───── Reading passage

Epic: Fully Orchestrate OKD Installation with Automated Node Discovery and Network Provisioning #113

Open
opened 2025-08-19 00:57:37 +00:00 by johnride · 0 comments
Owner

Summary

This epic covers the work required to create a fully automated, end-to-end orchestration flow for deploying an OKD 4.19 cluster using Harmony. The primary goal is to eliminate manual, error-prone steps such as hardware inventory collection and PXE configuration. The process will leverage a two-phase approach: an initial discovery phase for unknown hardware and a provisioning phase that configures the node and network for its specific role in the cluster.

This implementation will solve the critical challenge of PXE booting nodes on switch ports that are destined to be part of an LACP bond.


Background & Problem Statement

The current process for setting up a new OKD cluster involves several manual and time-consuming tasks:

  1. Manual Inventory: Each server must be booted with a keyboard and display to manually collect hardware details (MAC addresses, NIC names, disk info, etc.). This is slow and prone to transcription errors.
  2. PXE/LACP Conflict: Pre-configuring switch ports for an LACP bond prevents the server's UEFI/BIOS from successfully making a DHCP request, which is a prerequisite for PXE booting. This creates a chicken-and-egg problem where the host cannot get the boot instructions needed to configure the very bond that would allow it to communicate.
  3. Manual Configuration: iPXE files and Ignition configurations have to be managed manually for each node role.

This epic aims to solve these problems by making the entire process a declarative, orchestrated workflow within Harmony.


Proposed Architecture

The solution is a two-phase process orchestrated by a new OKDInstallationScore.

Phase 1: Automated Node Discovery (Access Mode)

  1. Network State: All relevant switch ports are configured as simple access ports. They are not in a bond. This guarantees that any device can successfully perform a DHCP request and PXE boot.

──────────

» **Work to do**
**A.** From the OKD installation epic, print word for word the passage that begins at the words "The solution is" and stops after "and PXE boot.".
**B.** Translate this sentence from the OKD installation epic into French: "The solution is a two-phase process orchestrated by a new OKDInstallationScore."
The lines that come next have no connection to the OKD installation epic.

───── Information supplied

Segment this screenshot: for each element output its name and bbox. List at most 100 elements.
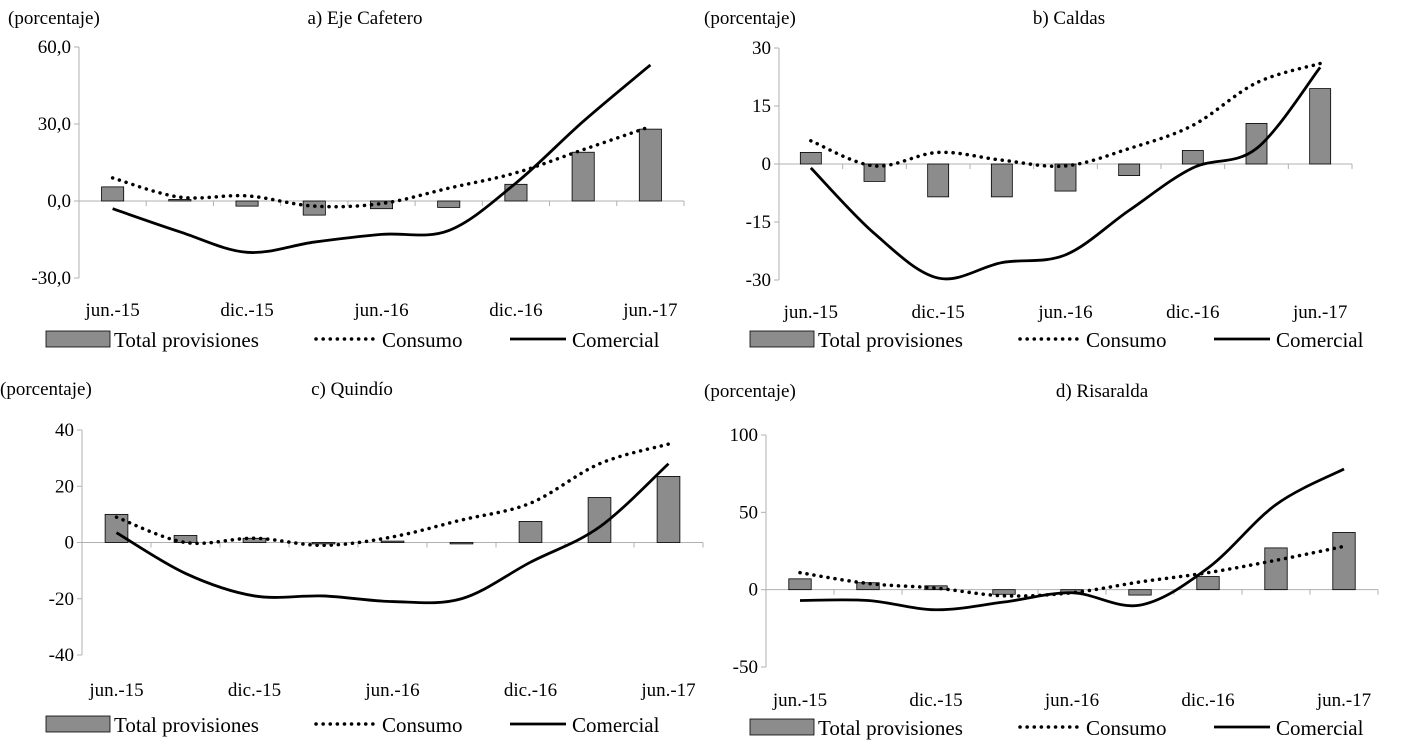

──────────

» **Results of the exercise**
**A.**
The solution is a two-phase process orchestrated by a new OKDInstallationScore.

Phase 1: Automated Node Discovery (Access Mode)

  1. Network State: All relevant switch ports are configured as simple access ports. They are not in a bond. This guarantees that any device can successfully perform a DHCP request and PXE boot.

**B.** La solution est un processus en deux phases orchestré par un nouveau OKDInstallationScore.